§ **Given request**
Filter the listing below, copying every line in which the word "Gregoriana" appears.

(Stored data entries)
::::::::

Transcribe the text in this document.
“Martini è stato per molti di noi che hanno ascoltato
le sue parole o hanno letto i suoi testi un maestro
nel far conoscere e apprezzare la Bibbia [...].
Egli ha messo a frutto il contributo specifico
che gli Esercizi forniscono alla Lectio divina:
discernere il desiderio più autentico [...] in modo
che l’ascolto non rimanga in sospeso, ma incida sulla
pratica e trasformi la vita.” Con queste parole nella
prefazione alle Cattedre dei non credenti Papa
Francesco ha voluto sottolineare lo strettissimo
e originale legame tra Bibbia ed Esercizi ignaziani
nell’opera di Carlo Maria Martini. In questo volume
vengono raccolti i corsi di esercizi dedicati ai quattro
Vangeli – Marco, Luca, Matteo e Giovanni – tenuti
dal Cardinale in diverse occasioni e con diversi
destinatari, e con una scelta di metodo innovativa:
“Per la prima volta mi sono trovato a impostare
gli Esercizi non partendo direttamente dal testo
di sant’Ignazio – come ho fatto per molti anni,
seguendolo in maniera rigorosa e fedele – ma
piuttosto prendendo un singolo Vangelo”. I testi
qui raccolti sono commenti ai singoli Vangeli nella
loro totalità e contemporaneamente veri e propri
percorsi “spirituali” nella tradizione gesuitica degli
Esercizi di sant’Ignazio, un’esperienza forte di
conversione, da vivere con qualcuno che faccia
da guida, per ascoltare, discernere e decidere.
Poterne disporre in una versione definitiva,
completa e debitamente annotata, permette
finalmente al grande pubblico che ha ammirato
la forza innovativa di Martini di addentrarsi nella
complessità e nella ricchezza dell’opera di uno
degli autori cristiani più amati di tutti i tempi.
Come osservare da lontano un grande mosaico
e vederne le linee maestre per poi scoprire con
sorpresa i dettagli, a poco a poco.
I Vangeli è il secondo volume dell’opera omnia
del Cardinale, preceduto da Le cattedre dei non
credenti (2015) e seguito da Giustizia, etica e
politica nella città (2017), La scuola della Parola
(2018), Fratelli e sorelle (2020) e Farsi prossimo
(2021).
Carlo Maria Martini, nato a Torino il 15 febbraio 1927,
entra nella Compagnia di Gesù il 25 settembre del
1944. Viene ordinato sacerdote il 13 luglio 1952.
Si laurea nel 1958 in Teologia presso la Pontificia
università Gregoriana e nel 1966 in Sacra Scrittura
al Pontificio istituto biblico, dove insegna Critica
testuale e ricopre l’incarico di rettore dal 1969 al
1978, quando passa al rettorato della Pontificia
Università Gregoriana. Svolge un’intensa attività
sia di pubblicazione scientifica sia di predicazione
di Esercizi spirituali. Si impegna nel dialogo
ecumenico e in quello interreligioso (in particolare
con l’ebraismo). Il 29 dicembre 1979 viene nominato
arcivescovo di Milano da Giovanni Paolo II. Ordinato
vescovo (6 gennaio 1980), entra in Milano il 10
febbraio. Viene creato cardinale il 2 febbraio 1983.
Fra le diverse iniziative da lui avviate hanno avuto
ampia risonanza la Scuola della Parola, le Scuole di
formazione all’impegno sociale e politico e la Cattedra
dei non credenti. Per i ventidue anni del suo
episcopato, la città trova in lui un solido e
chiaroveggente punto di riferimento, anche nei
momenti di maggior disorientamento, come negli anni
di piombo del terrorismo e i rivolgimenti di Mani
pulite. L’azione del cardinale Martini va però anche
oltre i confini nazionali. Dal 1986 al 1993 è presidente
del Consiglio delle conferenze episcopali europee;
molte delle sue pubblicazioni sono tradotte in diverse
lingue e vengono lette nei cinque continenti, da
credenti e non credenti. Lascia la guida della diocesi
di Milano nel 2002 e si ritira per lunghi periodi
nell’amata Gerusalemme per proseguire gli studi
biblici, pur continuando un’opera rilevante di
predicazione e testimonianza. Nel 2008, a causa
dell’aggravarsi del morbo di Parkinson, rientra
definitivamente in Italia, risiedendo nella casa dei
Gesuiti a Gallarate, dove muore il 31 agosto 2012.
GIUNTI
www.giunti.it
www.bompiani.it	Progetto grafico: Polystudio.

::::::::

§ **Response to this exercise**
università Gregoriana e nel 1966 in Sacra Scrittura
Università Gregoriana. Svolge un’intensa attività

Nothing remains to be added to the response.